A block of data
————————

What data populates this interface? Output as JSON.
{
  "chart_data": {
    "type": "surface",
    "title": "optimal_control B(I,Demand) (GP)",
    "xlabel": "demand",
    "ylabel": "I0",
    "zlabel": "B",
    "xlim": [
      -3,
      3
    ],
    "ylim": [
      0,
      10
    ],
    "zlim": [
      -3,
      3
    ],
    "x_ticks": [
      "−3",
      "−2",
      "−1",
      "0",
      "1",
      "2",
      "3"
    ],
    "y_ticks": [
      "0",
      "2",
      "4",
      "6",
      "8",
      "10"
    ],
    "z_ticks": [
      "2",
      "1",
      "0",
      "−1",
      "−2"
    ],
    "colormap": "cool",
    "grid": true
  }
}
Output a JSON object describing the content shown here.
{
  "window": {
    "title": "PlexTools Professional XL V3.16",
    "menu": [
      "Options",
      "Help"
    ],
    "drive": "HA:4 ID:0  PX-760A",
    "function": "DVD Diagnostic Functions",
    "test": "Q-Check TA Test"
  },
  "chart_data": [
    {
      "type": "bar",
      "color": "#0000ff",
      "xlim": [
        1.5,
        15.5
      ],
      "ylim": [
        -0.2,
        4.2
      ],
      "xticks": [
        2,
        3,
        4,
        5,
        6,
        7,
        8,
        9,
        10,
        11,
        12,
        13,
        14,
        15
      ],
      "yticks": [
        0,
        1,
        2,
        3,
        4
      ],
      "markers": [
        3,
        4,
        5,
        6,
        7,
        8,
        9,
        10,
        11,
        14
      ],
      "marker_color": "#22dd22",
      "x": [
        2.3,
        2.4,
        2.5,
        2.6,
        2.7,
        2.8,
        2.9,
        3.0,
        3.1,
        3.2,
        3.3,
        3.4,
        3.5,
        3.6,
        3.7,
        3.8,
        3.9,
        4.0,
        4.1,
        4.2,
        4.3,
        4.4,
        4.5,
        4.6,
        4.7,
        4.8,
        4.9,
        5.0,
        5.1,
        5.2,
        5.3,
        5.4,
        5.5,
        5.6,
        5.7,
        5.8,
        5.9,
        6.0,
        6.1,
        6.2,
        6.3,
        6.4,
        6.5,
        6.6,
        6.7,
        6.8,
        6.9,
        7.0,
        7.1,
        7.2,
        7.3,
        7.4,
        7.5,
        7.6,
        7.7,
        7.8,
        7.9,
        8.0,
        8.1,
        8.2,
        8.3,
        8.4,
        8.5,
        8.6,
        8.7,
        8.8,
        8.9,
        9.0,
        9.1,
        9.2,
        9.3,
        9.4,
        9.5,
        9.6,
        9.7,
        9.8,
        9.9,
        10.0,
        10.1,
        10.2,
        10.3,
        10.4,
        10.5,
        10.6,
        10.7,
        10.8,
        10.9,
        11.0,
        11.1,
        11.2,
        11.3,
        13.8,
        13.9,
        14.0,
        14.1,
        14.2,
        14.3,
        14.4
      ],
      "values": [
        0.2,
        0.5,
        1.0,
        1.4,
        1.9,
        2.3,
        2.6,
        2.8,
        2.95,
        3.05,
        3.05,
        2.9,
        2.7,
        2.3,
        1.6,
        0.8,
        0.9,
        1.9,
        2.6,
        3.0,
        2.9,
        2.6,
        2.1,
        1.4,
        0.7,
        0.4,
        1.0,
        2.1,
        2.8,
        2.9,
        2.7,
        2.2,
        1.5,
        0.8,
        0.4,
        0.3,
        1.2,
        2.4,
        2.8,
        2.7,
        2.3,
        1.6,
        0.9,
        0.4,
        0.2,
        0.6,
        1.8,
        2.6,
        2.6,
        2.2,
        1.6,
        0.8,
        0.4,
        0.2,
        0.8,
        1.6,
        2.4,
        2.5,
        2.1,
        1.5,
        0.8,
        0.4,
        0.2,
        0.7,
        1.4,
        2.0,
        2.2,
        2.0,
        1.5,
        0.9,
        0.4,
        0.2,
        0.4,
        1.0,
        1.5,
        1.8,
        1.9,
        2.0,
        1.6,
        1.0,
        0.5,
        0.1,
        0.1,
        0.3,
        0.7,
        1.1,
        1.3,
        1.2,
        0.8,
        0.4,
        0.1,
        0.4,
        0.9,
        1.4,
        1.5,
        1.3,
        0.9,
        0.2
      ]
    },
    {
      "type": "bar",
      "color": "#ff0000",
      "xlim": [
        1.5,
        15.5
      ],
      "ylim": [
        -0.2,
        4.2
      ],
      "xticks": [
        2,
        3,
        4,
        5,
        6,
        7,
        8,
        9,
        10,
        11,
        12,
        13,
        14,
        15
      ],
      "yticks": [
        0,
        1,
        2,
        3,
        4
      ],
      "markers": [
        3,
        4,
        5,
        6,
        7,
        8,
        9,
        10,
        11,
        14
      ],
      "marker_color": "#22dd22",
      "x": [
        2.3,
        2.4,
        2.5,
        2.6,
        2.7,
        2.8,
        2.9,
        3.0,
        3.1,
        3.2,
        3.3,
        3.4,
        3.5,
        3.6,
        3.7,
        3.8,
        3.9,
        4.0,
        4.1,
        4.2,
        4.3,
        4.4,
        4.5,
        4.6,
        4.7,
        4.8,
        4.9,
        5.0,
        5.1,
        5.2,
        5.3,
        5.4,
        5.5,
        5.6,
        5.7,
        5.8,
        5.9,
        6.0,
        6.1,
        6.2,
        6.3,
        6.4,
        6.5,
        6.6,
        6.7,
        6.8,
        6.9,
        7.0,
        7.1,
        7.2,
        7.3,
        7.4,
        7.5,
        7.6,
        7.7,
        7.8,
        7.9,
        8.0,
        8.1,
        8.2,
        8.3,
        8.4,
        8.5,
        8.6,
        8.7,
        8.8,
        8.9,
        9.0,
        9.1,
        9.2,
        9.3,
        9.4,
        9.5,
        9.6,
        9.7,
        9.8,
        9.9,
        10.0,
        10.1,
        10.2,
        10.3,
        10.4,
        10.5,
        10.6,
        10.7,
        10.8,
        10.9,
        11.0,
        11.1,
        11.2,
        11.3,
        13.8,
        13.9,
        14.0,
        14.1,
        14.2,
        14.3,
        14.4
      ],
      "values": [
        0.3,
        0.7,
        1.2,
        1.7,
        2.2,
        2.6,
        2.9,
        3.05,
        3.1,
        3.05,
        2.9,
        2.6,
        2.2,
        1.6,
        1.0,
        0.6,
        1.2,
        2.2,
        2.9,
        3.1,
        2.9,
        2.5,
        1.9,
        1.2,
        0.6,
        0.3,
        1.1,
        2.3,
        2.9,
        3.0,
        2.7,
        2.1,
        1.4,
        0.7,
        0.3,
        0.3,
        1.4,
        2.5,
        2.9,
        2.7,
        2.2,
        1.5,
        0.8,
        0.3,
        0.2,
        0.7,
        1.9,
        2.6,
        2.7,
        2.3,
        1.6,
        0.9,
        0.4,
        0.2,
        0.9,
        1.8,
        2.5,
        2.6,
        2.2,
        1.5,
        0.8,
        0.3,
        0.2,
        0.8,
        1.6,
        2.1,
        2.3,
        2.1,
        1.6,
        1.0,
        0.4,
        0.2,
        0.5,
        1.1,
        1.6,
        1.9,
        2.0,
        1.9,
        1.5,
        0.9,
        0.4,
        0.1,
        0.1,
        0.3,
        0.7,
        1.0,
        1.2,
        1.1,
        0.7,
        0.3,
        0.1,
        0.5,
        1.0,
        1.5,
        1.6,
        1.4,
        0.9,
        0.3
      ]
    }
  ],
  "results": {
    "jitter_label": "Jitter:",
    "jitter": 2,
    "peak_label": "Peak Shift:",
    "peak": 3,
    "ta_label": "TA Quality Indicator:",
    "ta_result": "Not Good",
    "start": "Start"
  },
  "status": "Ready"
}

————————

• AIM
Set down every record above exactly as given.

• SOLUTION
What data populates this interface? Output as JSON.
{
  "chart_data": {
    "type": "surface",
    "title": "optimal_control B(I,Demand) (GP)",
    "xlabel": "demand",
    "ylabel": "I0",
    "zlabel": "B",
    "xlim": [
      -3,
      3
    ],
    "ylim": [
      0,
      10
    ],
    "zlim": [
      -3,
      3
    ],
    "x_ticks": [
      "−3",
      "−2",
      "−1",
      "0",
      "1",
      "2",
      "3"
    ],
    "y_ticks": [
      "0",
      "2",
      "4",
      "6",
      "8",
      "10"
    ],
    "z_ticks": [
      "2",
      "1",
      "0",
      "−1",
      "−2"
    ],
    "colormap": "cool",
    "grid": true
  }
}
Output a JSON object describing the content shown here.
{
  "window": {
    "title": "PlexTools Professional XL V3.16",
    "menu": [
      "Options",
      "Help"
    ],
    "drive": "HA:4 ID:0  PX-760A",
    "function": "DVD Diagnostic Functions",
    "test": "Q-Check TA Test"
  },
  "chart_data": [
    {
      "type": "bar",
      "color": "#0000ff",
      "xlim": [
        1.5,
        15.5
      ],
      "ylim": [
        -0.2,
        4.2
      ],
      "xticks": [
        2,
        3,
        4,
        5,
        6,
        7,
        8,
        9,
        10,
        11,
        12,
        13,
        14,
        15
      ],
      "yticks": [
        0,
        1,
        2,
        3,
        4
      ],
      "markers": [
        3,
        4,
        5,
        6,
        7,
        8,
        9,
        10,
        11,
        14
      ],
      "marker_color": "#22dd22",
      "x": [
        2.3,
        2.4,
        2.5,
        2.6,
        2.7,
        2.8,
        2.9,
        3.0,
        3.1,
        3.2,
        3.3,
        3.4,
        3.5,
        3.6,
        3.7,
        3.8,
        3.9,
        4.0,
        4.1,
        4.2,
        4.3,
        4.4,
        4.5,
        4.6,
        4.7,
        4.8,
        4.9,
        5.0,
        5.1,
        5.2,
        5.3,
        5.4,
        5.5,
        5.6,
        5.7,
        5.8,
        5.9,
        6.0,
        6.1,
        6.2,
        6.3,
        6.4,
        6.5,
        6.6,
        6.7,
        6.8,
        6.9,
        7.0,
        7.1,
        7.2,
        7.3,
        7.4,
        7.5,
        7.6,
        7.7,
        7.8,
        7.9,
        8.0,
        8.1,
        8.2,
        8.3,
        8.4,
        8.5,
        8.6,
        8.7,
        8.8,
        8.9,
        9.0,
        9.1,
        9.2,
        9.3,
        9.4,
        9.5,
        9.6,
        9.7,
        9.8,
        9.9,
        10.0,
        10.1,
        10.2,
        10.3,
        10.4,
        10.5,
        10.6,
        10.7,
        10.8,
        10.9,
        11.0,
        11.1,
        11.2,
        11.3,
        13.8,
        13.9,
        14.0,
        14.1,
        14.2,
        14.3,
        14.4
      ],
      "values": [
        0.2,
        0.5,
        1.0,
        1.4,
        1.9,
        2.3,
        2.6,
        2.8,
        2.95,
        3.05,
        3.05,
        2.9,
        2.7,
        2.3,
        1.6,
        0.8,
        0.9,
        1.9,
        2.6,
        3.0,
        2.9,
        2.6,
        2.1,
        1.4,
        0.7,
        0.4,
        1.0,
        2.1,
        2.8,
        2.9,
        2.7,
        2.2,
        1.5,
        0.8,
        0.4,
        0.3,
        1.2,
        2.4,
        2.8,
        2.7,
        2.3,
        1.6,
        0.9,
        0.4,
        0.2,
        0.6,
        1.8,
        2.6,
        2.6,
        2.2,
        1.6,
        0.8,
        0.4,
        0.2,
        0.8,
        1.6,
        2.4,
        2.5,
        2.1,
        1.5,
        0.8,
        0.4,
        0.2,
        0.7,
        1.4,
        2.0,
        2.2,
        2.0,
        1.5,
        0.9,
        0.4,
        0.2,
        0.4,
        1.0,
        1.5,
        1.8,
        1.9,
        2.0,
        1.6,
        1.0,
        0.5,
        0.1,
        0.1,
        0.3,
        0.7,
        1.1,
        1.3,
        1.2,
        0.8,
        0.4,
        0.1,
        0.4,
        0.9,
        1.4,
        1.5,
        1.3,
        0.9,
        0.2
      ]
    },
    {
      "type": "bar",
      "color": "#ff0000",
      "xlim": [
        1.5,
        15.5
      ],
      "ylim": [
        -0.2,
        4.2
      ],
      "xticks": [
        2,
        3,
        4,
        5,
        6,
        7,
        8,
        9,
        10,
        11,
        12,
        13,
        14,
        15
      ],
      "yticks": [
        0,
        1,
        2,
        3,
        4
      ],
      "markers": [
        3,
        4,
        5,
        6,
        7,
        8,
        9,
        10,
        11,
        14
      ],
      "marker_color": "#22dd22",
      "x": [
        2.3,
        2.4,
        2.5,
        2.6,
        2.7,
        2.8,
        2.9,
        3.0,
        3.1,
        3.2,
        3.3,
        3.4,
        3.5,
        3.6,
        3.7,
        3.8,
        3.9,
        4.0,
        4.1,
        4.2,
        4.3,
        4.4,
        4.5,
        4.6,
        4.7,
        4.8,
        4.9,
        5.0,
        5.1,
        5.2,
        5.3,
        5.4,
        5.5,
        5.6,
        5.7,
        5.8,
        5.9,
        6.0,
        6.1,
        6.2,
        6.3,
        6.4,
        6.5,
        6.6,
        6.7,
        6.8,
        6.9,
        7.0,
        7.1,
        7.2,
        7.3,
        7.4,
        7.5,
        7.6,
        7.7,
        7.8,
        7.9,
        8.0,
        8.1,
        8.2,
        8.3,
        8.4,
        8.5,
        8.6,
        8.7,
        8.8,
        8.9,
        9.0,
        9.1,
        9.2,
        9.3,
        9.4,
        9.5,
        9.6,
        9.7,
        9.8,
        9.9,
        10.0,
        10.1,
        10.2,
        10.3,
        10.4,
        10.5,
        10.6,
        10.7,
        10.8,
        10.9,
        11.0,
        11.1,
        11.2,
        11.3,
        13.8,
        13.9,
        14.0,
        14.1,
        14.2,
        14.3,
        14.4
      ],
      "values": [
        0.3,
        0.7,
        1.2,
        1.7,
        2.2,
        2.6,
        2.9,
        3.05,
        3.1,
        3.05,
        2.9,
        2.6,
        2.2,
        1.6,
        1.0,
        0.6,
        1.2,
        2.2,
        2.9,
        3.1,
        2.9,
        2.5,
        1.9,
        1.2,
        0.6,
        0.3,
        1.1,
        2.3,
        2.9,
        3.0,
        2.7,
        2.1,
        1.4,
        0.7,
        0.3,
        0.3,
        1.4,
        2.5,
        2.9,
        2.7,
        2.2,
        1.5,
        0.8,
        0.3,
        0.2,
        0.7,
        1.9,
        2.6,
        2.7,
        2.3,
        1.6,
        0.9,
        0.4,
        0.2,
        0.9,
        1.8,
        2.5,
        2.6,
        2.2,
        1.5,
        0.8,
        0.3,
        0.2,
        0.8,
        1.6,
        2.1,
        2.3,
        2.1,
        1.6,
        1.0,
        0.4,
        0.2,
        0.5,
        1.1,
        1.6,
        1.9,
        2.0,
        1.9,
        1.5,
        0.9,
        0.4,
        0.1,
        0.1,
        0.3,
        0.7,
        1.0,
        1.2,
        1.1,
        0.7,
        0.3,
        0.1,
        0.5,
        1.0,
        1.5,
        1.6,
        1.4,
        0.9,
        0.3
      ]
    }
  ],
  "results": {
    "jitter_label": "Jitter:",
    "jitter": 2,
    "peak_label": "Peak Shift:",
    "peak": 3,
    "ta_label": "TA Quality Indicator:",
    "ta_result": "Not Good",
    "start": "Start"
  },
  "status": "Ready"
}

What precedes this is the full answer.